-- Objective --
Below is a block of records; repeat all of them exactly.

Records from a collection of figures:
☆ ☆ ☆ ☆ ☆ ☆ ☆

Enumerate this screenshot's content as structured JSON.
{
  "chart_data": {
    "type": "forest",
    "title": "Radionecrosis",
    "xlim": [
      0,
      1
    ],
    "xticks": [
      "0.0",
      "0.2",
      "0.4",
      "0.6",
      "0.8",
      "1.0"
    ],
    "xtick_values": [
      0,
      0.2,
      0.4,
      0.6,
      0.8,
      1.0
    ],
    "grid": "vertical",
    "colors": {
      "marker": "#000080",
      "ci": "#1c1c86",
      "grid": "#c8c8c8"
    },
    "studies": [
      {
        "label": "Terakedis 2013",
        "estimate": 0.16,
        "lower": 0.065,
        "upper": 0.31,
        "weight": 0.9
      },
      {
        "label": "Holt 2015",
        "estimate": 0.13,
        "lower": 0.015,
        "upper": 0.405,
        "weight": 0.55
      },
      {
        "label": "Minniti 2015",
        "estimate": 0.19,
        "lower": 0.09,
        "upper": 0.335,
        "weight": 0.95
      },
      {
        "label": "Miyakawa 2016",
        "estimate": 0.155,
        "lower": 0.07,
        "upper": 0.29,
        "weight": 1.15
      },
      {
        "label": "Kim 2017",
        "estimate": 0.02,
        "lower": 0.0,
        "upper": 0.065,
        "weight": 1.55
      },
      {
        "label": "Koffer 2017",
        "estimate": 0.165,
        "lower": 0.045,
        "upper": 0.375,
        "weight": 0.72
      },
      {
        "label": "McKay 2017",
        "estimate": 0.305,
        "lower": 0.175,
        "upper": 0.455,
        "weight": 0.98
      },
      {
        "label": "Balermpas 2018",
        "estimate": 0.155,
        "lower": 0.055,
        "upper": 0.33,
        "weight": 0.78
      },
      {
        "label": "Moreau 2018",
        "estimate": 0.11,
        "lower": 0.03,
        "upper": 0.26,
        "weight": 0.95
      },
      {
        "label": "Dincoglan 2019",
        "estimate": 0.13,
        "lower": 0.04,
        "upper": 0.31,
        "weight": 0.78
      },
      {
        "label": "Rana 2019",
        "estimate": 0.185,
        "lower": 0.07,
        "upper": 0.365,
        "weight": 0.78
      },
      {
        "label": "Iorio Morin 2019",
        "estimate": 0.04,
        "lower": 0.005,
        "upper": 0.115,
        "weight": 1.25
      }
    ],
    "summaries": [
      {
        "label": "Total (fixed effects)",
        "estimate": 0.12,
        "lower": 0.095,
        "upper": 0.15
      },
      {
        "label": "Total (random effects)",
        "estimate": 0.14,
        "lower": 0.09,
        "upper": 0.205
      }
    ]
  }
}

☆ ☆ ☆ ☆ ☆ ☆ ☆

-- Result --
Enumerate this screenshot's content as structured JSON.
{
  "chart_data": {
    "type": "forest",
    "title": "Radionecrosis",
    "xlim": [
      0,
      1
    ],
    "xticks": [
      "0.0",
      "0.2",
      "0.4",
      "0.6",
      "0.8",
      "1.0"
    ],
    "xtick_values": [
      0,
      0.2,
      0.4,
      0.6,
      0.8,
      1.0
    ],
    "grid": "vertical",
    "colors": {
      "marker": "#000080",
      "ci": "#1c1c86",
      "grid": "#c8c8c8"
    },
    "studies": [
      {
        "label": "Terakedis 2013",
        "estimate": 0.16,
        "lower": 0.065,
        "upper": 0.31,
        "weight": 0.9
      },
      {
        "label": "Holt 2015",
        "estimate": 0.13,
        "lower": 0.015,
        "upper": 0.405,
        "weight": 0.55
      },
      {
        "label": "Minniti 2015",
        "estimate": 0.19,
        "lower": 0.09,
        "upper": 0.335,
        "weight": 0.95
      },
      {
        "label": "Miyakawa 2016",
        "estimate": 0.155,
        "lower": 0.07,
        "upper": 0.29,
        "weight": 1.15
      },
      {
        "label": "Kim 2017",
        "estimate": 0.02,
        "lower": 0.0,
        "upper": 0.065,
        "weight": 1.55
      },
      {
        "label": "Koffer 2017",
        "estimate": 0.165,
        "lower": 0.045,
        "upper": 0.375,
        "weight": 0.72
      },
      {
        "label": "McKay 2017",
        "estimate": 0.305,
        "lower": 0.175,
        "upper": 0.455,
        "weight": 0.98
      },
      {
        "label": "Balermpas 2018",
        "estimate": 0.155,
        "lower": 0.055,
        "upper": 0.33,
        "weight": 0.78
      },
      {
        "label": "Moreau 2018",
        "estimate": 0.11,
        "lower": 0.03,
        "upper": 0.26,
        "weight": 0.95
      },
      {
        "label": "Dincoglan 2019",
        "estimate": 0.13,
        "lower": 0.04,
        "upper": 0.31,
        "weight": 0.78
      },
      {
        "label": "Rana 2019",
        "estimate": 0.185,
        "lower": 0.07,
        "upper": 0.365,
        "weight": 0.78
      },
      {
        "label": "Iorio Morin 2019",
        "estimate": 0.04,
        "lower": 0.005,
        "upper": 0.115,
        "weight": 1.25
      }
    ],
    "summaries": [
      {
        "label": "Total (fixed effects)",
        "estimate": 0.12,
        "lower": 0.095,
        "upper": 0.15
      },
      {
        "label": "Total (random effects)",
        "estimate": 0.14,
        "lower": 0.09,
        "upper": 0.205
      }
    ]
  }
}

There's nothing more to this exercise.